● **TASK DIRECTIONS**:
In the listing below, find every line with the string "mesh" and pull it out.

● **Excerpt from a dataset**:
§
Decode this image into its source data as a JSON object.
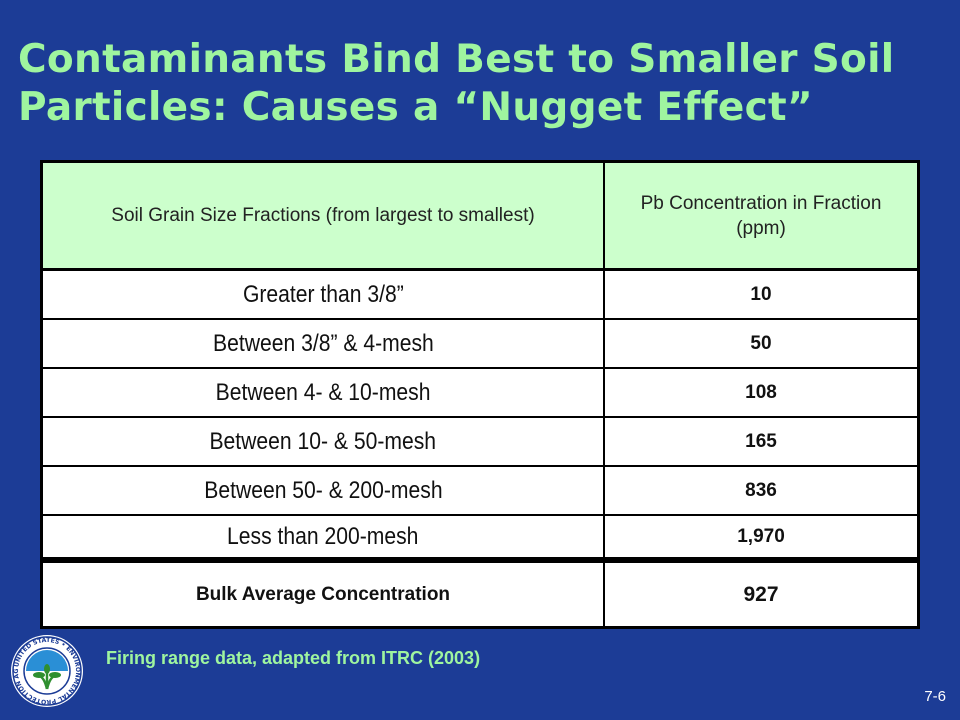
{
  "slide": {
    "title_line1": "Contaminants Bind Best to Smaller Soil",
    "title_line2": "Particles:  Causes a “Nugget Effect”",
    "source_note": "Firing range data, adapted from ITRC (2003)",
    "page_number": "7-6"
  },
  "table": {
    "headers": [
      "Soil Grain Size Fractions (from largest to smallest)",
      "Pb Concentration in Fraction (ppm)"
    ],
    "rows": [
      {
        "fraction": "Greater than 3/8”",
        "value": "10"
      },
      {
        "fraction": "Between 3/8” & 4-mesh",
        "value": "50"
      },
      {
        "fraction": "Between 4- & 10-mesh",
        "value": "108"
      },
      {
        "fraction": "Between 10- & 50-mesh",
        "value": "165"
      },
      {
        "fraction": "Between 50- & 200-mesh",
        "value": "836"
      },
      {
        "fraction": "Less than 200-mesh",
        "value": "1,970"
      }
    ],
    "bulk": {
      "label": "Bulk Average Concentration",
      "value": "927"
    }
  },
  "seal": {
    "icon": "epa-seal-icon",
    "ring_text": "UNITED STATES • ENVIRONMENTAL PROTECTION AGENCY"
  },
  "colors": {
    "background": "#1c3c96",
    "title": "#9ff59f",
    "header_fill": "#ccffcc"
  }
}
§
● **EXERCISE OUTPUT**:
        "fraction": "Between 3/8” & 4-mesh",
        "fraction": "Between 4- & 10-mesh",
        "fraction": "Between 10- & 50-mesh",
        "fraction": "Between 50- & 200-mesh",
        "fraction": "Less than 200-mesh",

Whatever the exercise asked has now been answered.